__Rows in a dataset__.
************

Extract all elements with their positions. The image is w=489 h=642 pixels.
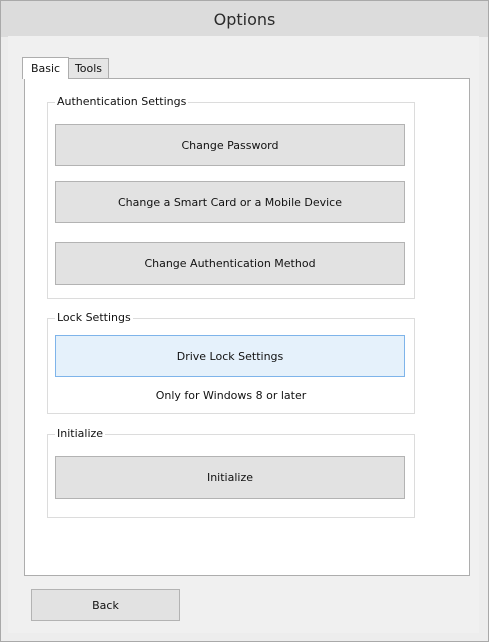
authentication-settings-label: Authentication Settings bbox=[55, 94, 189, 110]
initialize-label: Initialize bbox=[55, 426, 106, 442]
tab-tools[interactable]: Tools bbox=[68, 58, 109, 78]
lock-settings-label: Lock Settings bbox=[55, 310, 133, 326]
drive-lock-settings-button[interactable]: Drive Lock Settings bbox=[55, 335, 405, 377]
change-smart-card-button[interactable]: Change a Smart Card or a Mobile Device bbox=[55, 181, 405, 223]
initialize-button[interactable]: Initialize bbox=[55, 456, 405, 499]
change-authentication-method-button[interactable]: Change Authentication Method bbox=[55, 242, 405, 285]
window-title: Options bbox=[213, 9, 276, 29]
title-bar[interactable]: Options bbox=[1, 1, 488, 37]
back-button[interactable]: Back bbox=[31, 589, 180, 621]
tab-basic[interactable]: Basic bbox=[22, 57, 69, 79]
windows-version-note: Only for Windows 8 or later bbox=[155, 389, 307, 402]
change-password-button[interactable]: Change Password bbox=[55, 124, 405, 166]
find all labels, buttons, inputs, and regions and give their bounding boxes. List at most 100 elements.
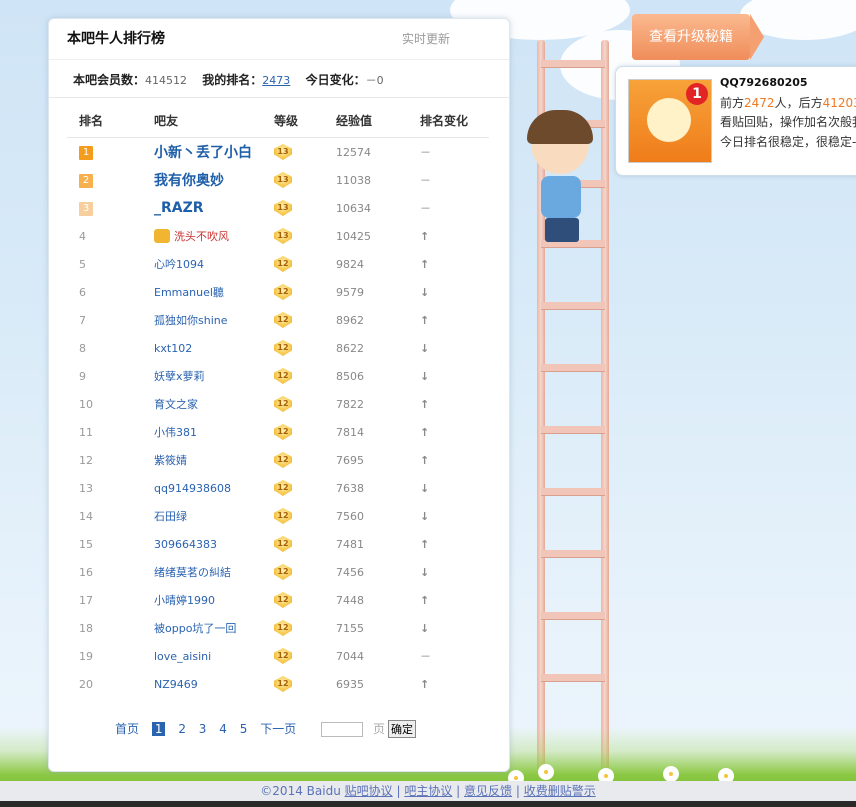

************

__TASK BRIEF__. Retype all of the rows above exactly as they appear, leaving out the pictures.

__TASK SOLUTION__.
Extract all elements with their positions. The image is w=489 h=642 pixels.
authentication-settings-label: Authentication Settings bbox=[55, 94, 189, 110]
initialize-label: Initialize bbox=[55, 426, 106, 442]
tab-tools[interactable]: Tools bbox=[68, 58, 109, 78]
lock-settings-label: Lock Settings bbox=[55, 310, 133, 326]
drive-lock-settings-button[interactable]: Drive Lock Settings bbox=[55, 335, 405, 377]
change-smart-card-button[interactable]: Change a Smart Card or a Mobile Device bbox=[55, 181, 405, 223]
initialize-button[interactable]: Initialize bbox=[55, 456, 405, 499]
change-authentication-method-button[interactable]: Change Authentication Method bbox=[55, 242, 405, 285]
window-title: Options bbox=[213, 9, 276, 29]
title-bar[interactable]: Options bbox=[1, 1, 488, 37]
back-button[interactable]: Back bbox=[31, 589, 180, 621]
tab-basic[interactable]: Basic bbox=[22, 57, 69, 79]
windows-version-note: Only for Windows 8 or later bbox=[155, 389, 307, 402]
change-password-button[interactable]: Change Password bbox=[55, 124, 405, 166]
find all labels, buttons, inputs, and regions and give their bounding boxes. List at most 100 elements.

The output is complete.